→ **Direction**
Exclude all pictures, then copy each of the records exactly as written.

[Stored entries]
= = = = = = =

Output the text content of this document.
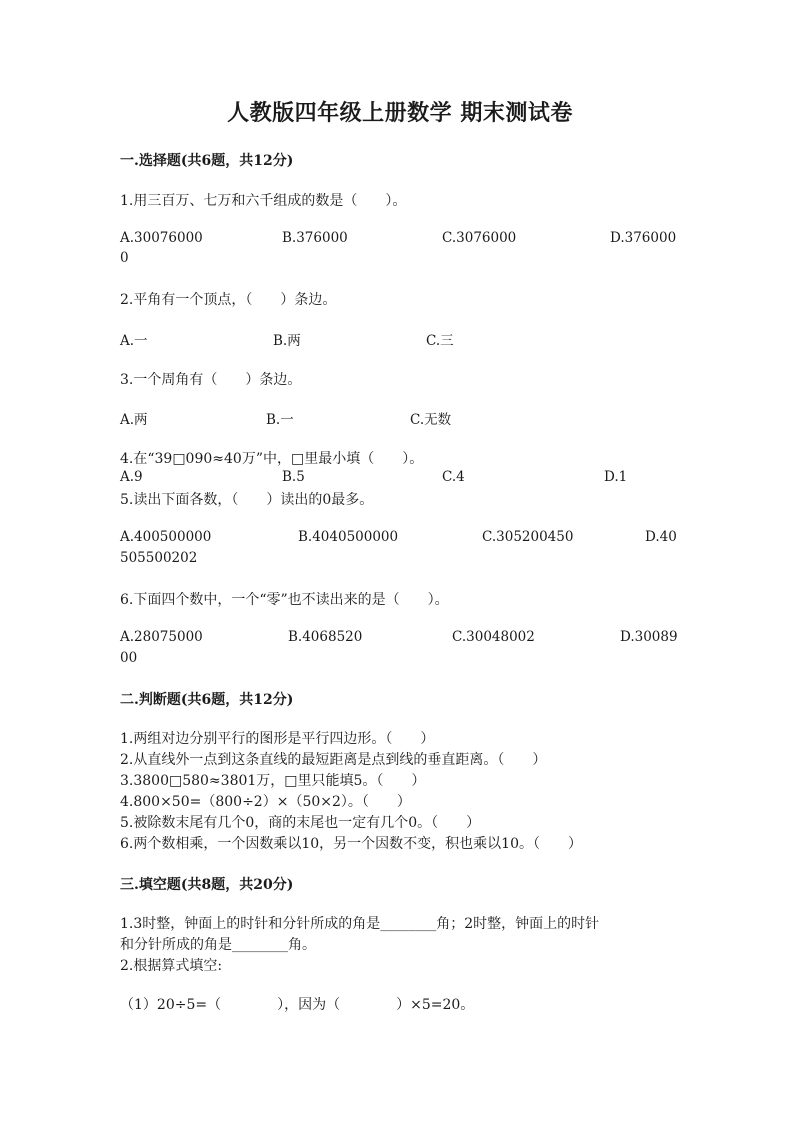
人教版四年级上册数学 期末测试卷
一.选择题(共6题，共12分)
1.用三百万、七万和六千组成的数是（　　）。
A.30076000	B.376000	C.3076000	D.376000
0
2.平角有一个顶点，（　　）条边。
A.一	B.两	C.三
3.一个周角有（　　）条边。
A.两	B.一	C.无数
4.在“39□090≈40万”中，□里最小填（　　）。
A.9	B.5	C.4	D.1
5.读出下面各数，（　　）读出的0最多。
A.400500000	B.4040500000	C.305200450	D.40
505500202
6.下面四个数中，一个“零”也不读出来的是（　　）。
A.28075000	B.4068520	C.30048002	D.30089
00
二.判断题(共6题，共12分)
1.两组对边分别平行的图形是平行四边形。（　　）
2.从直线外一点到这条直线的最短距离是点到线的垂直距离。（　　）
3.3800□580≈3801万，□里只能填5。（　　）
4.800×50=（800÷2）×（50×2）。（　　）
5.被除数末尾有几个0，商的末尾也一定有几个0。（　　）
6.两个数相乘，一个因数乘以10，另一个因数不变，积也乘以10。（　　）
三.填空题(共8题，共20分)
1.3时整，钟面上的时针和分针所成的角是________角；2时整，钟面上的时针
和分针所成的角是________角。
2.根据算式填空:
（1）20÷5=（　　　　），因为（　　　　）×5=20。
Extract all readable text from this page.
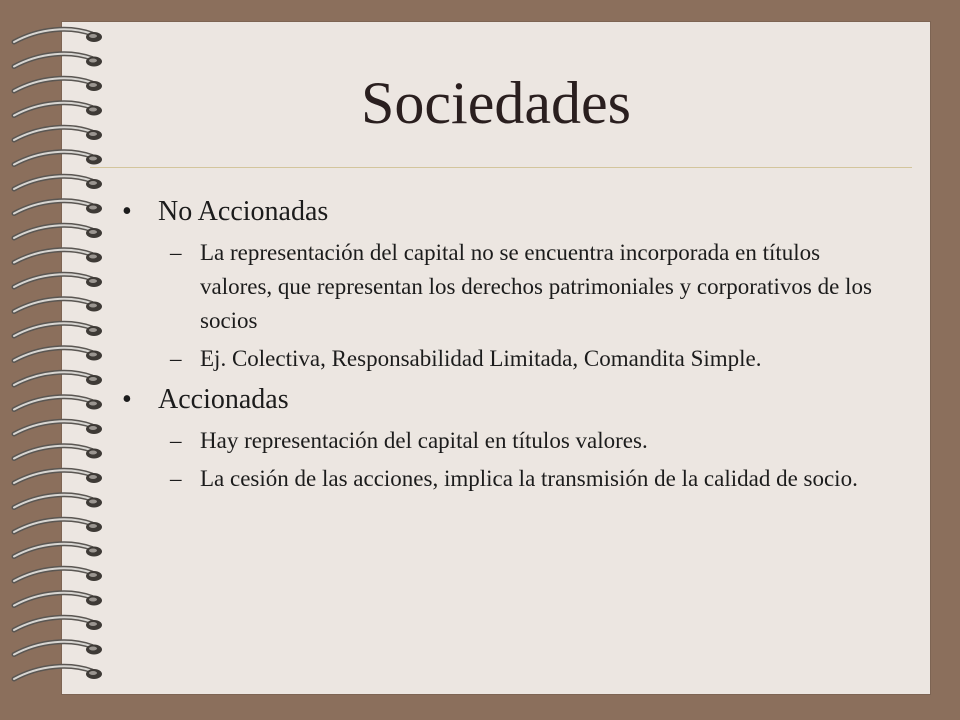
Sociedades
• No Accionadas
– La representación del capital no se encuentra incorporada en títulos valores, que representan los derechos patrimoniales y corporativos de los socios
– Ej. Colectiva, Responsabilidad Limitada, Comandita Simple.
• Accionadas
– Hay representación del capital en títulos valores.
– La cesión de las acciones, implica la transmisión de la calidad de socio.
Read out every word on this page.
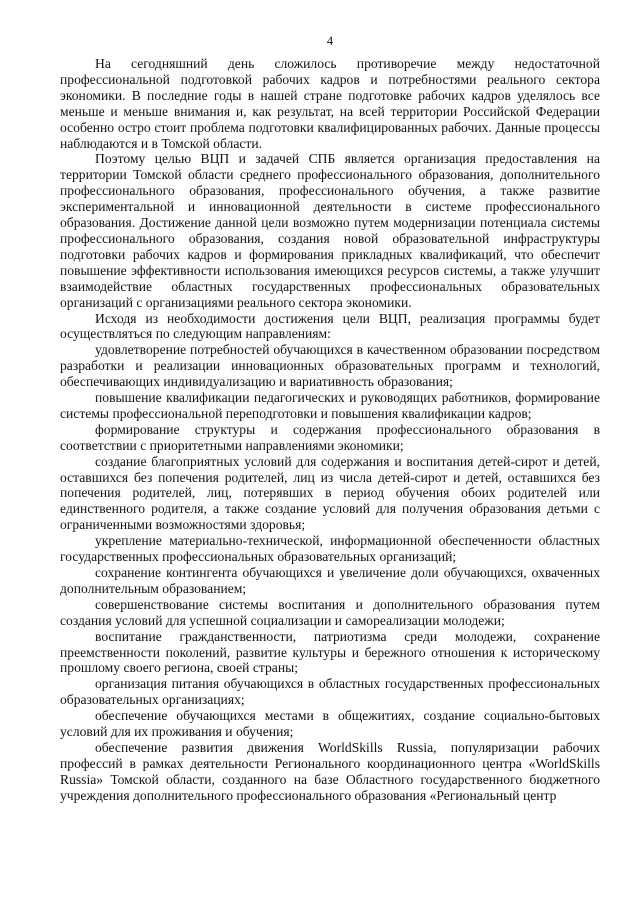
4

На сегодняшний день сложилось противоречие между недостаточной профессиональной подготовкой рабочих кадров и потребностями реального сектора экономики. В последние годы в нашей стране подготовке рабочих кадров уделялось все меньше и меньше внимания и, как результат, на всей территории Российской Федерации особенно остро стоит проблема подготовки квалифицированных рабочих. Данные процессы наблюдаются и в Томской области.

Поэтому целью ВЦП и задачей СПБ является организация предоставления на территории Томской области среднего профессионального образования, дополнительного профессионального образования, профессионального обучения, а также развитие экспериментальной и инновационной деятельности в системе профессионального образования. Достижение данной цели возможно путем модернизации потенциала системы профессионального образования, создания новой образовательной инфраструктуры подготовки рабочих кадров и формирования прикладных квалификаций, что обеспечит повышение эффективности использования имеющихся ресурсов системы, а также улучшит взаимодействие областных государственных профессиональных образовательных организаций с организациями реального сектора экономики.

Исходя из необходимости достижения цели ВЦП, реализация программы будет осуществляться по следующим направлениям:

удовлетворение потребностей обучающихся в качественном образовании посредством разработки и реализации инновационных образовательных программ и технологий, обеспечивающих индивидуализацию и вариативность образования;

повышение квалификации педагогических и руководящих работников, формирование системы профессиональной переподготовки и повышения квалификации кадров;

формирование структуры и содержания профессионального образования в соответствии с приоритетными направлениями экономики;

создание благоприятных условий для содержания и воспитания детей-сирот и детей, оставшихся без попечения родителей, лиц из числа детей-сирот и детей, оставшихся без попечения родителей, лиц, потерявших в период обучения обоих родителей или единственного родителя, а также создание условий для получения образования детьми с ограниченными возможностями здоровья;

укрепление материально-технической, информационной обеспеченности областных государственных профессиональных образовательных организаций;

сохранение контингента обучающихся и увеличение доли обучающихся, охваченных дополнительным образованием;

совершенствование системы воспитания и дополнительного образования путем создания условий для успешной социализации и самореализации молодежи;

воспитание гражданственности, патриотизма среди молодежи, сохранение преемственности поколений, развитие культуры и бережного отношения к историческому прошлому своего региона, своей страны;

организация питания обучающихся в областных государственных профессиональных образовательных организациях;

обеспечение обучающихся местами в общежитиях, создание социально-бытовых условий для их проживания и обучения;

обеспечение развития движения WorldSkills Russia, популяризации рабочих профессий в рамках деятельности Регионального координационного центра «WorldSkills Russia» Томской области, созданного на базе Областного государственного бюджетного учреждения дополнительного профессионального образования «Региональный центр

= = = = = = =

→ **Reply**
Output the text content of this document.
人教版四年级上册数学 期末测试卷
一.选择题(共6题，共12分)
1.用三百万、七万和六千组成的数是（　　）。
A.30076000	B.376000	C.3076000	D.376000
0
2.平角有一个顶点，（　　）条边。
A.一	B.两	C.三
3.一个周角有（　　）条边。
A.两	B.一	C.无数
4.在“39□090≈40万”中，□里最小填（　　）。
A.9	B.5	C.4	D.1
5.读出下面各数，（　　）读出的0最多。
A.400500000	B.4040500000	C.305200450	D.40
505500202
6.下面四个数中，一个“零”也不读出来的是（　　）。
A.28075000	B.4068520	C.30048002	D.30089
00
二.判断题(共6题，共12分)
1.两组对边分别平行的图形是平行四边形。（　　）
2.从直线外一点到这条直线的最短距离是点到线的垂直距离。（　　）
3.3800□580≈3801万，□里只能填5。（　　）
4.800×50=（800÷2）×（50×2）。（　　）
5.被除数末尾有几个0，商的末尾也一定有几个0。（　　）
6.两个数相乘，一个因数乘以10，另一个因数不变，积也乘以10。（　　）
三.填空题(共8题，共20分)
1.3时整，钟面上的时针和分针所成的角是________角；2时整，钟面上的时针
和分针所成的角是________角。
2.根据算式填空:
（1）20÷5=（　　　　），因为（　　　　）×5=20。
Extract all readable text from this page.
Sociedades
• No Accionadas
– La representación del capital no se encuentra incorporada en títulos valores, que representan los derechos patrimoniales y corporativos de los socios
– Ej. Colectiva, Responsabilidad Limitada, Comandita Simple.
• Accionadas
– Hay representación del capital en títulos valores.
– La cesión de las acciones, implica la transmisión de la calidad de socio.
Read out every word on this page.
4

На сегодняшний день сложилось противоречие между недостаточной профессиональной подготовкой рабочих кадров и потребностями реального сектора экономики. В последние годы в нашей стране подготовке рабочих кадров уделялось все меньше и меньше внимания и, как результат, на всей территории Российской Федерации особенно остро стоит проблема подготовки квалифицированных рабочих. Данные процессы наблюдаются и в Томской области.

Поэтому целью ВЦП и задачей СПБ является организация предоставления на территории Томской области среднего профессионального образования, дополнительного профессионального образования, профессионального обучения, а также развитие экспериментальной и инновационной деятельности в системе профессионального образования. Достижение данной цели возможно путем модернизации потенциала системы профессионального образования, создания новой образовательной инфраструктуры подготовки рабочих кадров и формирования прикладных квалификаций, что обеспечит повышение эффективности использования имеющихся ресурсов системы, а также улучшит взаимодействие областных государственных профессиональных образовательных организаций с организациями реального сектора экономики.

Исходя из необходимости достижения цели ВЦП, реализация программы будет осуществляться по следующим направлениям:

удовлетворение потребностей обучающихся в качественном образовании посредством разработки и реализации инновационных образовательных программ и технологий, обеспечивающих индивидуализацию и вариативность образования;

повышение квалификации педагогических и руководящих работников, формирование системы профессиональной переподготовки и повышения квалификации кадров;

формирование структуры и содержания профессионального образования в соответствии с приоритетными направлениями экономики;

создание благоприятных условий для содержания и воспитания детей-сирот и детей, оставшихся без попечения родителей, лиц из числа детей-сирот и детей, оставшихся без попечения родителей, лиц, потерявших в период обучения обоих родителей или единственного родителя, а также создание условий для получения образования детьми с ограниченными возможностями здоровья;

укрепление материально-технической, информационной обеспеченности областных государственных профессиональных образовательных организаций;

сохранение контингента обучающихся и увеличение доли обучающихся, охваченных дополнительным образованием;

совершенствование системы воспитания и дополнительного образования путем создания условий для успешной социализации и самореализации молодежи;

воспитание гражданственности, патриотизма среди молодежи, сохранение преемственности поколений, развитие культуры и бережного отношения к историческому прошлому своего региона, своей страны;

организация питания обучающихся в областных государственных профессиональных образовательных организациях;

обеспечение обучающихся местами в общежитиях, создание социально-бытовых условий для их проживания и обучения;

обеспечение развития движения WorldSkills Russia, популяризации рабочих профессий в рамках деятельности Регионального координационного центра «WorldSkills Russia» Томской области, созданного на базе Областного государственного бюджетного учреждения дополнительного профессионального образования «Региональный центр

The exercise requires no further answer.